List all lines of the data containing the word "title".

--- Records for the exercise ---

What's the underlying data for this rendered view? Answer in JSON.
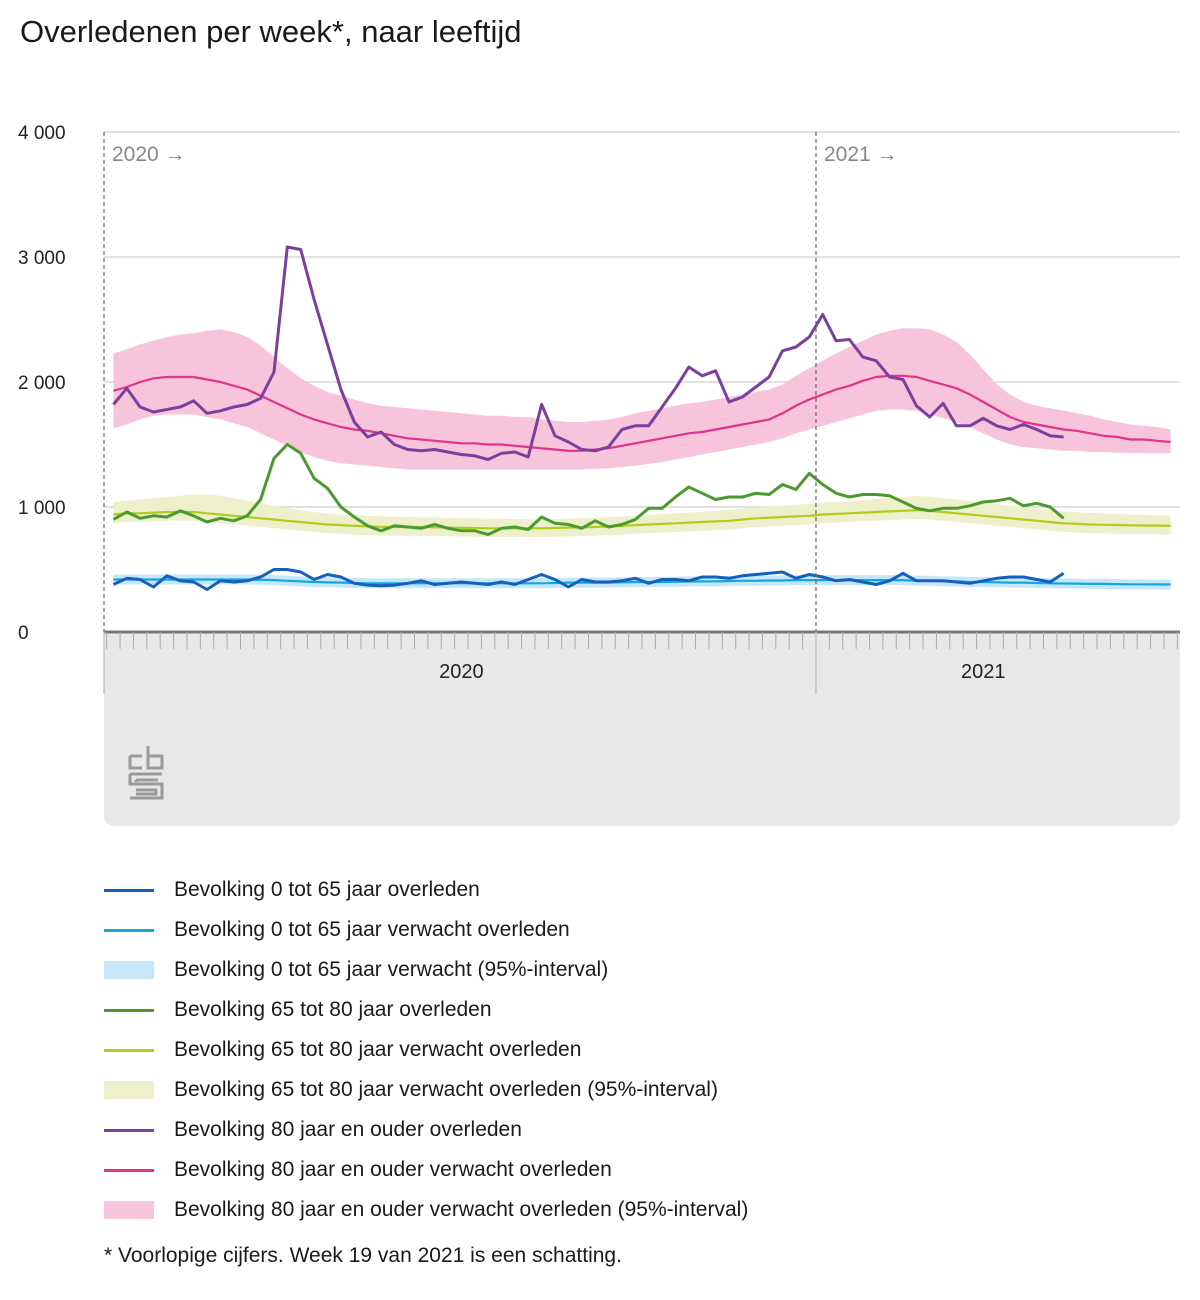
{
  "title": "Overledenen per week*, naar leeftijd",
  "footnote": "* Voorlopige cijfers. Week 19 van 2021 is een schatting.",
  "logo": "cbs",
  "colors": {
    "young_obs": "#1560bd",
    "young_exp": "#12a8df",
    "young_band": "#c8e6fa",
    "mid_obs": "#4b9a2d",
    "mid_exp": "#b1cc1d",
    "mid_band": "#eef0cc",
    "old_obs": "#7b3f9e",
    "old_exp": "#e0338a",
    "old_band": "#f7c4dc"
  },
  "chart_data": {
    "type": "line",
    "title": "Overledenen per week*, naar leeftijd",
    "xlabel": "",
    "ylabel": "",
    "ylim": [
      0,
      4000
    ],
    "yticks": [
      0,
      1000,
      2000,
      3000,
      4000
    ],
    "ytick_labels": [
      "0",
      "1 000",
      "2 000",
      "3 000",
      "4 000"
    ],
    "x_unit": "week",
    "xlim": [
      1,
      72
    ],
    "year_markers": [
      {
        "week": 1,
        "label": "2020 →"
      },
      {
        "week": 54,
        "label": "2021 →"
      }
    ],
    "axis_years": [
      {
        "label": "2020",
        "center_week": 27
      },
      {
        "label": "2021",
        "center_week": 66
      }
    ],
    "grid": true,
    "legend_position": "bottom",
    "series": [
      {
        "name": "Bevolking 0 tot 65 jaar overleden",
        "kind": "line",
        "color_key": "young_obs",
        "values": [
          380,
          430,
          420,
          360,
          450,
          410,
          400,
          340,
          410,
          400,
          410,
          440,
          500,
          500,
          480,
          420,
          460,
          440,
          390,
          375,
          370,
          375,
          390,
          410,
          380,
          390,
          400,
          390,
          380,
          400,
          380,
          420,
          460,
          420,
          360,
          420,
          400,
          400,
          410,
          430,
          390,
          420,
          420,
          410,
          440,
          440,
          430,
          450,
          460,
          470,
          480,
          430,
          460,
          440,
          410,
          420,
          400,
          380,
          410,
          470,
          410,
          410,
          410,
          400,
          390,
          410,
          430,
          440,
          440,
          420,
          400,
          470
        ]
      },
      {
        "name": "Bevolking 0 tot 65 jaar verwacht overleden",
        "kind": "line",
        "color_key": "young_exp",
        "values": [
          420,
          420,
          420,
          420,
          420,
          420,
          420,
          420,
          420,
          420,
          420,
          418,
          415,
          410,
          405,
          400,
          398,
          395,
          392,
          390,
          390,
          390,
          390,
          390,
          390,
          390,
          390,
          390,
          390,
          390,
          390,
          390,
          390,
          392,
          395,
          395,
          395,
          395,
          398,
          400,
          400,
          400,
          402,
          405,
          405,
          405,
          408,
          410,
          410,
          412,
          412,
          415,
          415,
          415,
          415,
          415,
          415,
          415,
          415,
          415,
          410,
          410,
          405,
          405,
          400,
          400,
          398,
          395,
          395,
          392,
          390,
          388,
          387,
          385,
          385,
          383,
          382,
          382,
          381,
          380
        ]
      },
      {
        "name": "Bevolking 0 tot 65 jaar verwacht (95%-interval)",
        "kind": "band",
        "color_key": "young_band",
        "lower": [
          380,
          380,
          380,
          380,
          380,
          380,
          380,
          380,
          380,
          380,
          380,
          378,
          375,
          370,
          365,
          360,
          358,
          355,
          352,
          350,
          350,
          350,
          350,
          350,
          350,
          350,
          350,
          350,
          350,
          350,
          350,
          350,
          350,
          352,
          355,
          355,
          355,
          355,
          358,
          360,
          360,
          360,
          362,
          365,
          365,
          365,
          368,
          370,
          370,
          372,
          372,
          375,
          375,
          375,
          375,
          375,
          375,
          375,
          375,
          375,
          370,
          370,
          365,
          365,
          360,
          360,
          358,
          355,
          355,
          352,
          350,
          348,
          347,
          345,
          345,
          343,
          342,
          342,
          341,
          340
        ],
        "upper": [
          460,
          460,
          460,
          460,
          460,
          460,
          460,
          460,
          460,
          460,
          460,
          458,
          455,
          450,
          445,
          440,
          438,
          435,
          432,
          430,
          430,
          430,
          430,
          430,
          430,
          430,
          430,
          430,
          430,
          430,
          430,
          430,
          430,
          432,
          435,
          435,
          435,
          435,
          438,
          440,
          440,
          440,
          442,
          445,
          445,
          445,
          448,
          450,
          450,
          452,
          452,
          455,
          455,
          455,
          455,
          455,
          455,
          455,
          455,
          455,
          450,
          450,
          445,
          445,
          440,
          440,
          438,
          435,
          435,
          432,
          430,
          428,
          427,
          425,
          425,
          423,
          422,
          422,
          421,
          420
        ]
      },
      {
        "name": "Bevolking 65 tot 80 jaar overleden",
        "kind": "line",
        "color_key": "mid_obs",
        "values": [
          900,
          960,
          910,
          930,
          920,
          970,
          930,
          880,
          910,
          890,
          930,
          1060,
          1390,
          1500,
          1430,
          1230,
          1150,
          1000,
          920,
          850,
          810,
          850,
          840,
          830,
          860,
          830,
          810,
          810,
          780,
          830,
          840,
          820,
          920,
          870,
          860,
          830,
          890,
          840,
          860,
          900,
          990,
          990,
          1080,
          1160,
          1110,
          1060,
          1080,
          1080,
          1110,
          1100,
          1180,
          1140,
          1270,
          1180,
          1110,
          1080,
          1100,
          1100,
          1090,
          1040,
          990,
          970,
          990,
          990,
          1010,
          1040,
          1050,
          1070,
          1010,
          1030,
          1000,
          910
        ]
      },
      {
        "name": "Bevolking 65 tot 80 jaar verwacht overleden",
        "kind": "line",
        "color_key": "mid_exp",
        "values": [
          940,
          950,
          950,
          955,
          960,
          960,
          960,
          950,
          940,
          930,
          920,
          910,
          900,
          890,
          880,
          870,
          860,
          855,
          850,
          845,
          842,
          840,
          840,
          840,
          838,
          836,
          834,
          832,
          830,
          830,
          830,
          830,
          830,
          832,
          835,
          838,
          840,
          845,
          850,
          855,
          860,
          865,
          870,
          875,
          880,
          885,
          890,
          900,
          910,
          915,
          920,
          925,
          930,
          940,
          945,
          950,
          955,
          960,
          965,
          970,
          975,
          970,
          960,
          950,
          940,
          930,
          920,
          910,
          900,
          890,
          880,
          870,
          865,
          860,
          858,
          856,
          854,
          852,
          851,
          850
        ]
      },
      {
        "name": "Bevolking 65 tot 80 jaar verwacht overleden (95%-interval)",
        "kind": "band",
        "color_key": "mid_band",
        "lower": [
          870,
          880,
          880,
          885,
          890,
          890,
          890,
          880,
          870,
          860,
          850,
          840,
          830,
          820,
          810,
          800,
          790,
          785,
          780,
          775,
          772,
          770,
          770,
          770,
          768,
          766,
          764,
          762,
          760,
          760,
          760,
          760,
          760,
          762,
          765,
          768,
          770,
          775,
          780,
          785,
          790,
          795,
          800,
          805,
          810,
          815,
          820,
          830,
          840,
          845,
          850,
          855,
          860,
          870,
          875,
          880,
          885,
          890,
          895,
          900,
          905,
          900,
          890,
          880,
          870,
          860,
          850,
          840,
          830,
          820,
          810,
          800,
          795,
          790,
          788,
          786,
          784,
          782,
          781,
          780
        ],
        "upper": [
          1040,
          1050,
          1060,
          1070,
          1080,
          1090,
          1100,
          1100,
          1090,
          1070,
          1050,
          1030,
          1010,
          990,
          975,
          960,
          948,
          940,
          935,
          930,
          926,
          922,
          920,
          918,
          916,
          914,
          912,
          910,
          908,
          906,
          904,
          902,
          902,
          904,
          906,
          910,
          913,
          918,
          924,
          930,
          936,
          942,
          948,
          955,
          962,
          970,
          978,
          988,
          998,
          1005,
          1012,
          1018,
          1025,
          1035,
          1040,
          1048,
          1056,
          1064,
          1072,
          1080,
          1088,
          1084,
          1072,
          1060,
          1048,
          1036,
          1024,
          1012,
          1000,
          988,
          976,
          964,
          958,
          952,
          948,
          944,
          940,
          937,
          934,
          932
        ]
      },
      {
        "name": "Bevolking 80 jaar en ouder overleden",
        "kind": "line",
        "color_key": "old_obs",
        "values": [
          1820,
          1950,
          1800,
          1760,
          1780,
          1800,
          1850,
          1750,
          1770,
          1800,
          1820,
          1870,
          2080,
          3080,
          3060,
          2660,
          2300,
          1940,
          1680,
          1560,
          1600,
          1500,
          1460,
          1450,
          1460,
          1440,
          1420,
          1410,
          1380,
          1430,
          1440,
          1400,
          1820,
          1570,
          1520,
          1460,
          1450,
          1480,
          1620,
          1650,
          1650,
          1800,
          1950,
          2120,
          2050,
          2090,
          1840,
          1880,
          1960,
          2040,
          2250,
          2280,
          2360,
          2540,
          2330,
          2340,
          2200,
          2170,
          2040,
          2020,
          1810,
          1720,
          1830,
          1650,
          1650,
          1710,
          1650,
          1620,
          1660,
          1620,
          1570,
          1560
        ]
      },
      {
        "name": "Bevolking 80 jaar en ouder verwacht overleden",
        "kind": "line",
        "color_key": "old_exp",
        "values": [
          1930,
          1960,
          2000,
          2030,
          2040,
          2040,
          2040,
          2020,
          2000,
          1970,
          1940,
          1890,
          1840,
          1790,
          1740,
          1700,
          1670,
          1640,
          1620,
          1610,
          1590,
          1570,
          1550,
          1540,
          1530,
          1520,
          1510,
          1510,
          1500,
          1500,
          1490,
          1480,
          1470,
          1460,
          1450,
          1450,
          1460,
          1470,
          1490,
          1510,
          1530,
          1550,
          1570,
          1590,
          1600,
          1620,
          1640,
          1660,
          1680,
          1700,
          1750,
          1810,
          1860,
          1900,
          1940,
          1970,
          2010,
          2040,
          2050,
          2050,
          2040,
          2010,
          1980,
          1950,
          1900,
          1840,
          1780,
          1720,
          1680,
          1660,
          1640,
          1620,
          1610,
          1590,
          1570,
          1560,
          1540,
          1540,
          1530,
          1520
        ]
      },
      {
        "name": "Bevolking 80 jaar en ouder verwacht overleden (95%-interval)",
        "kind": "band",
        "color_key": "old_band",
        "lower": [
          1630,
          1660,
          1700,
          1730,
          1740,
          1740,
          1740,
          1720,
          1700,
          1670,
          1640,
          1590,
          1540,
          1490,
          1440,
          1400,
          1370,
          1350,
          1340,
          1330,
          1320,
          1310,
          1300,
          1300,
          1300,
          1300,
          1300,
          1300,
          1300,
          1300,
          1300,
          1300,
          1300,
          1300,
          1300,
          1300,
          1305,
          1310,
          1320,
          1330,
          1345,
          1360,
          1380,
          1400,
          1420,
          1440,
          1460,
          1480,
          1500,
          1520,
          1550,
          1590,
          1620,
          1650,
          1680,
          1710,
          1740,
          1770,
          1780,
          1780,
          1770,
          1740,
          1710,
          1680,
          1640,
          1590,
          1540,
          1500,
          1480,
          1470,
          1460,
          1450,
          1450,
          1440,
          1440,
          1435,
          1432,
          1430,
          1430,
          1430
        ],
        "upper": [
          2230,
          2260,
          2300,
          2330,
          2360,
          2380,
          2390,
          2410,
          2420,
          2400,
          2360,
          2290,
          2200,
          2110,
          2030,
          1970,
          1920,
          1890,
          1860,
          1830,
          1810,
          1800,
          1790,
          1780,
          1770,
          1760,
          1750,
          1740,
          1730,
          1730,
          1720,
          1720,
          1700,
          1690,
          1680,
          1680,
          1690,
          1700,
          1720,
          1750,
          1770,
          1790,
          1810,
          1830,
          1840,
          1860,
          1880,
          1900,
          1920,
          1940,
          1980,
          2050,
          2110,
          2170,
          2230,
          2280,
          2330,
          2380,
          2410,
          2430,
          2430,
          2420,
          2380,
          2320,
          2220,
          2100,
          1980,
          1900,
          1840,
          1810,
          1790,
          1770,
          1750,
          1730,
          1700,
          1680,
          1660,
          1650,
          1640,
          1620
        ]
      }
    ]
  }
}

---

[Task result]
  "title": "Overledenen per week*, naar leeftijd",
    "title": "Overledenen per week*, naar leeftijd",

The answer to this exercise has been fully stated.